• MATERIAL PROVIDED:

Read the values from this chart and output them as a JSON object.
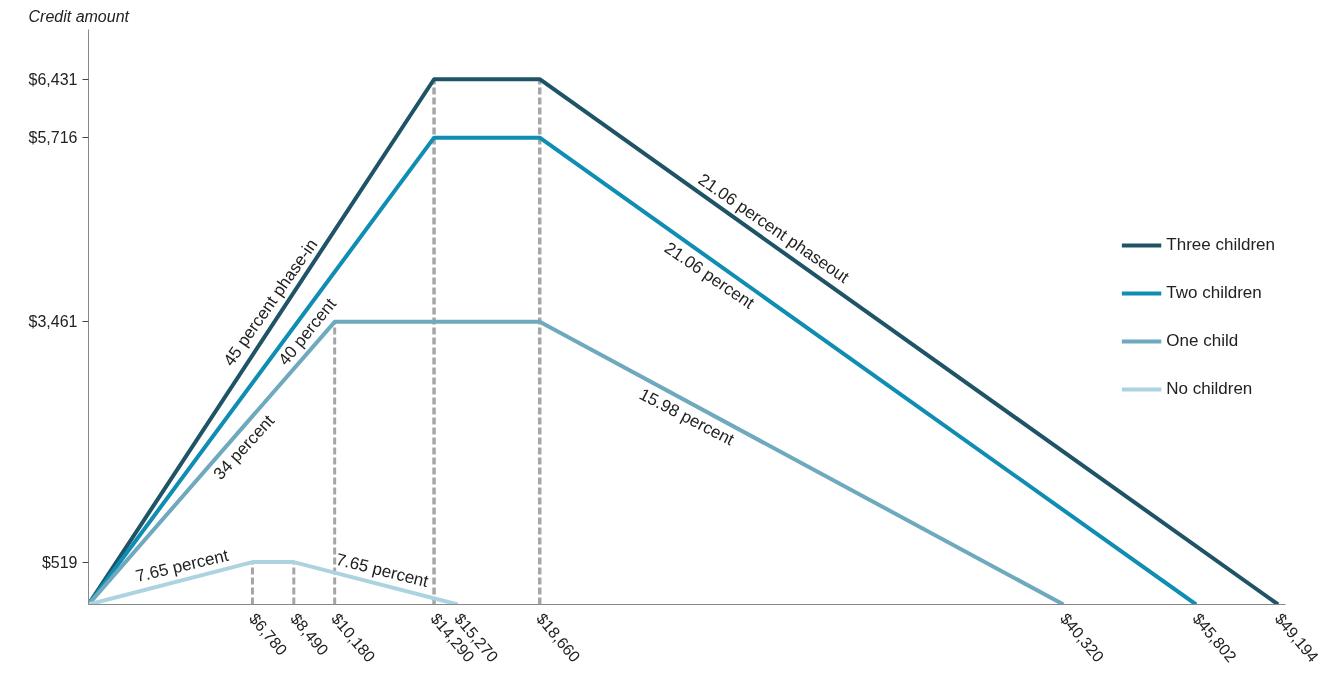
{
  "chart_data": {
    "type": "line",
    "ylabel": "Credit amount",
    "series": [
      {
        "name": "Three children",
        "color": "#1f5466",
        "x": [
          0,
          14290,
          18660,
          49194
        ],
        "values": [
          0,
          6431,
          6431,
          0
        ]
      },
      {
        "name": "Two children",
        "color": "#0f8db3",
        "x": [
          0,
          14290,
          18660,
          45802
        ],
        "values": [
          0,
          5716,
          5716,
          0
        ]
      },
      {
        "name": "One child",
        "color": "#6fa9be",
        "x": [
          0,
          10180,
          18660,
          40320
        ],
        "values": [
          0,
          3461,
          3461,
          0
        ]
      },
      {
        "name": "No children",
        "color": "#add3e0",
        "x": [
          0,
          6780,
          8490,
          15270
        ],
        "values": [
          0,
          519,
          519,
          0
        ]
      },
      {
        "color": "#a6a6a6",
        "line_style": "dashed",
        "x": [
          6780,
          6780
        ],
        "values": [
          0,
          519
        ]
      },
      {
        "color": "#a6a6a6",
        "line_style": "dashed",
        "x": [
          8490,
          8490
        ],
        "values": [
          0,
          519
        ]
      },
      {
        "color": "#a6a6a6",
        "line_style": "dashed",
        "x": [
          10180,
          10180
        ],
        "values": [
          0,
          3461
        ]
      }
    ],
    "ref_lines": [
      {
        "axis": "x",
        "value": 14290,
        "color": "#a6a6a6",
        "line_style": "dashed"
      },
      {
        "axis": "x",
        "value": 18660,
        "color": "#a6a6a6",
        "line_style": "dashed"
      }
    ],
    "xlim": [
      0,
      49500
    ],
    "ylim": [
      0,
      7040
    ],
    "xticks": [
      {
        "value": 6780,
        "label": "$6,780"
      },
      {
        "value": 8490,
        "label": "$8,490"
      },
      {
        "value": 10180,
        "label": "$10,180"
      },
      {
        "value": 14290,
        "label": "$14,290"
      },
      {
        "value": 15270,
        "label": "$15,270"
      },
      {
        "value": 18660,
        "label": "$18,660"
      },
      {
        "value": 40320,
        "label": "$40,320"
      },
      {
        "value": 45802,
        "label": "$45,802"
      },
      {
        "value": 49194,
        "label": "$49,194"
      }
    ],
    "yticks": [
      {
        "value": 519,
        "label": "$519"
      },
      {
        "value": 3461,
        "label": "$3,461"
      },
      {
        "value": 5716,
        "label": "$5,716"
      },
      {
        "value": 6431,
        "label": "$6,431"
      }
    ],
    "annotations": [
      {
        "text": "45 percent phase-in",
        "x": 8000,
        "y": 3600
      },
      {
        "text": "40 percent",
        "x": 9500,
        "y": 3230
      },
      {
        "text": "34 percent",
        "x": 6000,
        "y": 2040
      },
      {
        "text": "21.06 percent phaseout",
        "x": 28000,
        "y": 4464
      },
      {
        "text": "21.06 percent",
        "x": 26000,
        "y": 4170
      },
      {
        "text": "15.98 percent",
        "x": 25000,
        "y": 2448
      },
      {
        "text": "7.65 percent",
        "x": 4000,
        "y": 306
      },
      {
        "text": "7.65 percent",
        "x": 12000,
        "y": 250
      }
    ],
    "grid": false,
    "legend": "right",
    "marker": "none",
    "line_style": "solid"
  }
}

• PROBLEM DESCRIPTION:
Print out the material word for word, omitting the pictures.

• SOLUTION FOR THIS TASK:
Read the values from this chart and output them as a JSON object.
{
  "chart_data": {
    "type": "line",
    "ylabel": "Credit amount",
    "series": [
      {
        "name": "Three children",
        "color": "#1f5466",
        "x": [
          0,
          14290,
          18660,
          49194
        ],
        "values": [
          0,
          6431,
          6431,
          0
        ]
      },
      {
        "name": "Two children",
        "color": "#0f8db3",
        "x": [
          0,
          14290,
          18660,
          45802
        ],
        "values": [
          0,
          5716,
          5716,
          0
        ]
      },
      {
        "name": "One child",
        "color": "#6fa9be",
        "x": [
          0,
          10180,
          18660,
          40320
        ],
        "values": [
          0,
          3461,
          3461,
          0
        ]
      },
      {
        "name": "No children",
        "color": "#add3e0",
        "x": [
          0,
          6780,
          8490,
          15270
        ],
        "values": [
          0,
          519,
          519,
          0
        ]
      },
      {
        "color": "#a6a6a6",
        "line_style": "dashed",
        "x": [
          6780,
          6780
        ],
        "values": [
          0,
          519
        ]
      },
      {
        "color": "#a6a6a6",
        "line_style": "dashed",
        "x": [
          8490,
          8490
        ],
        "values": [
          0,
          519
        ]
      },
      {
        "color": "#a6a6a6",
        "line_style": "dashed",
        "x": [
          10180,
          10180
        ],
        "values": [
          0,
          3461
        ]
      }
    ],
    "ref_lines": [
      {
        "axis": "x",
        "value": 14290,
        "color": "#a6a6a6",
        "line_style": "dashed"
      },
      {
        "axis": "x",
        "value": 18660,
        "color": "#a6a6a6",
        "line_style": "dashed"
      }
    ],
    "xlim": [
      0,
      49500
    ],
    "ylim": [
      0,
      7040
    ],
    "xticks": [
      {
        "value": 6780,
        "label": "$6,780"
      },
      {
        "value": 8490,
        "label": "$8,490"
      },
      {
        "value": 10180,
        "label": "$10,180"
      },
      {
        "value": 14290,
        "label": "$14,290"
      },
      {
        "value": 15270,
        "label": "$15,270"
      },
      {
        "value": 18660,
        "label": "$18,660"
      },
      {
        "value": 40320,
        "label": "$40,320"
      },
      {
        "value": 45802,
        "label": "$45,802"
      },
      {
        "value": 49194,
        "label": "$49,194"
      }
    ],
    "yticks": [
      {
        "value": 519,
        "label": "$519"
      },
      {
        "value": 3461,
        "label": "$3,461"
      },
      {
        "value": 5716,
        "label": "$5,716"
      },
      {
        "value": 6431,
        "label": "$6,431"
      }
    ],
    "annotations": [
      {
        "text": "45 percent phase-in",
        "x": 8000,
        "y": 3600
      },
      {
        "text": "40 percent",
        "x": 9500,
        "y": 3230
      },
      {
        "text": "34 percent",
        "x": 6000,
        "y": 2040
      },
      {
        "text": "21.06 percent phaseout",
        "x": 28000,
        "y": 4464
      },
      {
        "text": "21.06 percent",
        "x": 26000,
        "y": 4170
      },
      {
        "text": "15.98 percent",
        "x": 25000,
        "y": 2448
      },
      {
        "text": "7.65 percent",
        "x": 4000,
        "y": 306
      },
      {
        "text": "7.65 percent",
        "x": 12000,
        "y": 250
      }
    ],
    "grid": false,
    "legend": "right",
    "marker": "none",
    "line_style": "solid"
  }
}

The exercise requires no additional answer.